--- START Listing ---
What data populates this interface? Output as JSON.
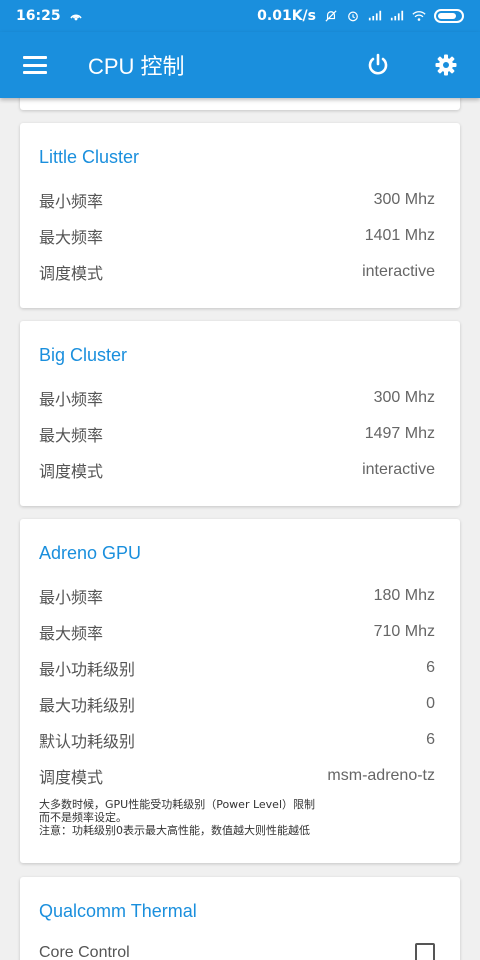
{
  "status_bar": {
    "time": "16:25",
    "net_speed": "0.01K/s",
    "icons": [
      "hotspot-icon",
      "silent-icon",
      "alarm-icon",
      "signal-icon",
      "signal-icon",
      "wifi-icon",
      "battery-icon"
    ]
  },
  "toolbar": {
    "title": "CPU 控制",
    "icons": [
      "menu-icon",
      "power-icon",
      "gear-icon"
    ],
    "color": "#1a8fdd"
  },
  "little_cluster": {
    "title": "Little Cluster",
    "rows": [
      {
        "label": "最小频率",
        "value": "300 Mhz"
      },
      {
        "label": "最大频率",
        "value": "1401 Mhz"
      },
      {
        "label": "调度模式",
        "value": "interactive"
      }
    ]
  },
  "big_cluster": {
    "title": "Big Cluster",
    "rows": [
      {
        "label": "最小频率",
        "value": "300 Mhz"
      },
      {
        "label": "最大频率",
        "value": "1497 Mhz"
      },
      {
        "label": "调度模式",
        "value": "interactive"
      }
    ]
  },
  "adreno_gpu": {
    "title": "Adreno GPU",
    "rows": [
      {
        "label": "最小频率",
        "value": "180 Mhz"
      },
      {
        "label": "最大频率",
        "value": "710 Mhz"
      },
      {
        "label": "最小功耗级别",
        "value": "6"
      },
      {
        "label": "最大功耗级别",
        "value": "0"
      },
      {
        "label": "默认功耗级别",
        "value": "6"
      },
      {
        "label": "调度模式",
        "value": "msm-adreno-tz"
      }
    ],
    "note_lines": [
      "大多数时候，GPU性能受功耗级别（Power Level）限制",
      "而不是频率设定。",
      "注意：功耗级别0表示最大高性能，数值越大则性能越低"
    ]
  },
  "qualcomm_thermal": {
    "title": "Qualcomm Thermal",
    "rows": [
      {
        "label": "Core Control",
        "checked": false
      }
    ]
  }
}
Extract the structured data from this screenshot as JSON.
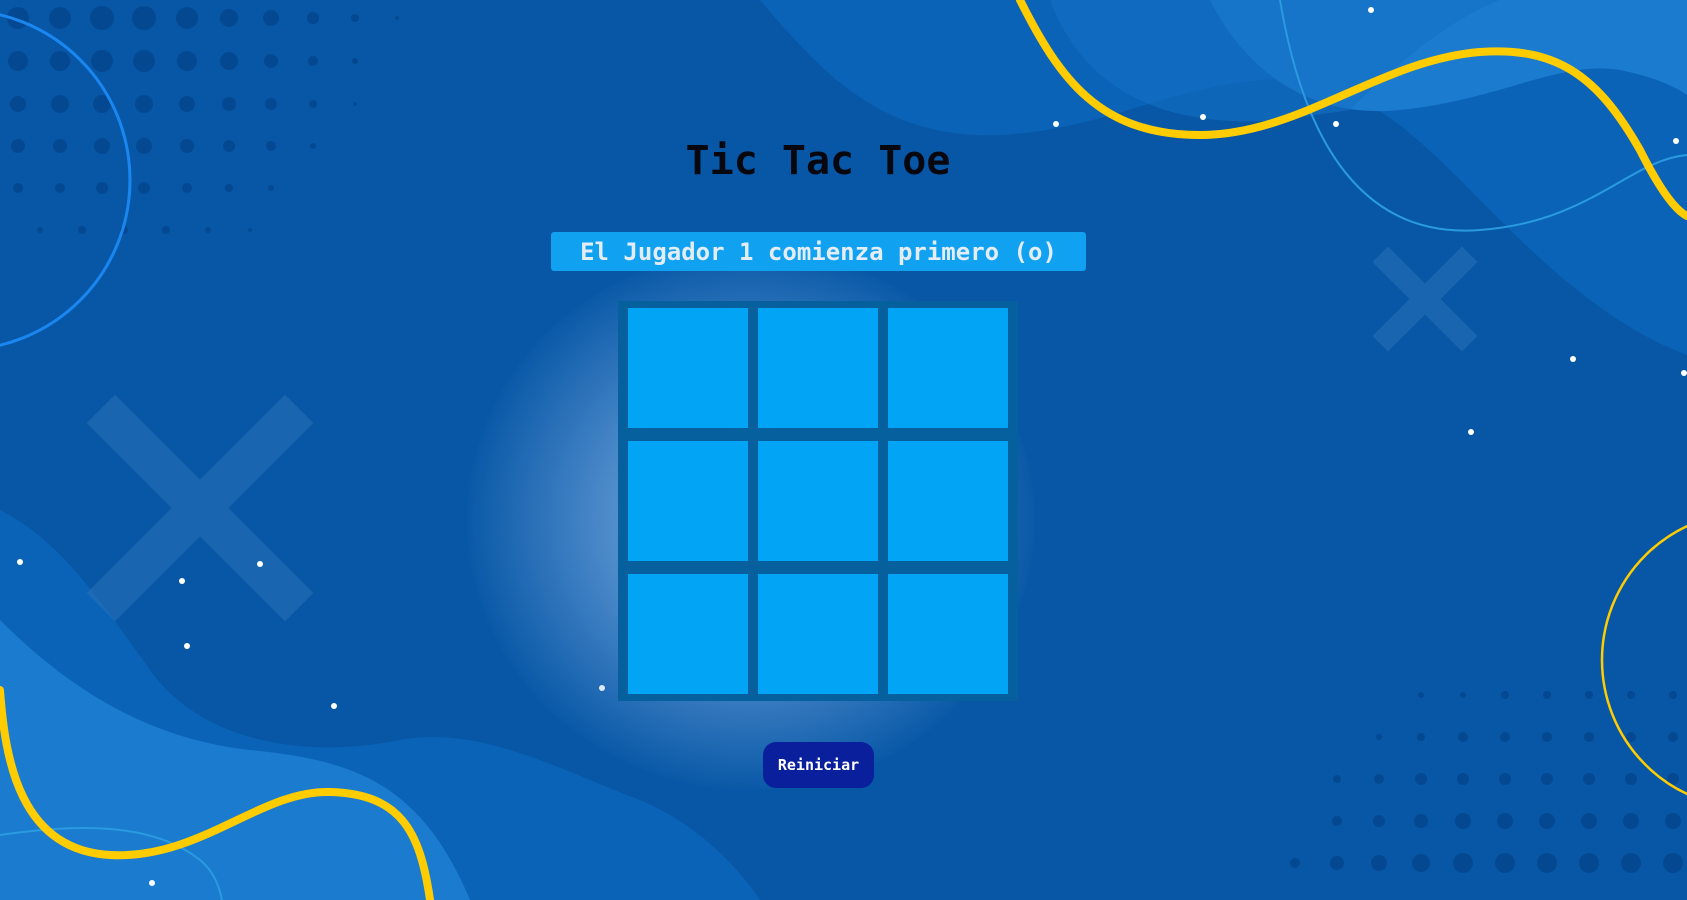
--- END Listing ---
— Exercise —
Restate the data above word for word. Skip every picture.

— Solved exercise —
What data populates this interface? Output as JSON.
{
  "status_bar": {
    "time": "16:25",
    "net_speed": "0.01K/s",
    "icons": [
      "hotspot-icon",
      "silent-icon",
      "alarm-icon",
      "signal-icon",
      "signal-icon",
      "wifi-icon",
      "battery-icon"
    ]
  },
  "toolbar": {
    "title": "CPU 控制",
    "icons": [
      "menu-icon",
      "power-icon",
      "gear-icon"
    ],
    "color": "#1a8fdd"
  },
  "little_cluster": {
    "title": "Little Cluster",
    "rows": [
      {
        "label": "最小频率",
        "value": "300 Mhz"
      },
      {
        "label": "最大频率",
        "value": "1401 Mhz"
      },
      {
        "label": "调度模式",
        "value": "interactive"
      }
    ]
  },
  "big_cluster": {
    "title": "Big Cluster",
    "rows": [
      {
        "label": "最小频率",
        "value": "300 Mhz"
      },
      {
        "label": "最大频率",
        "value": "1497 Mhz"
      },
      {
        "label": "调度模式",
        "value": "interactive"
      }
    ]
  },
  "adreno_gpu": {
    "title": "Adreno GPU",
    "rows": [
      {
        "label": "最小频率",
        "value": "180 Mhz"
      },
      {
        "label": "最大频率",
        "value": "710 Mhz"
      },
      {
        "label": "最小功耗级别",
        "value": "6"
      },
      {
        "label": "最大功耗级别",
        "value": "0"
      },
      {
        "label": "默认功耗级别",
        "value": "6"
      },
      {
        "label": "调度模式",
        "value": "msm-adreno-tz"
      }
    ],
    "note_lines": [
      "大多数时候，GPU性能受功耗级别（Power Level）限制",
      "而不是频率设定。",
      "注意：功耗级别0表示最大高性能，数值越大则性能越低"
    ]
  },
  "qualcomm_thermal": {
    "title": "Qualcomm Thermal",
    "rows": [
      {
        "label": "Core Control",
        "checked": false
      }
    ]
  }
}
Extract the structured data from this screenshot as JSON.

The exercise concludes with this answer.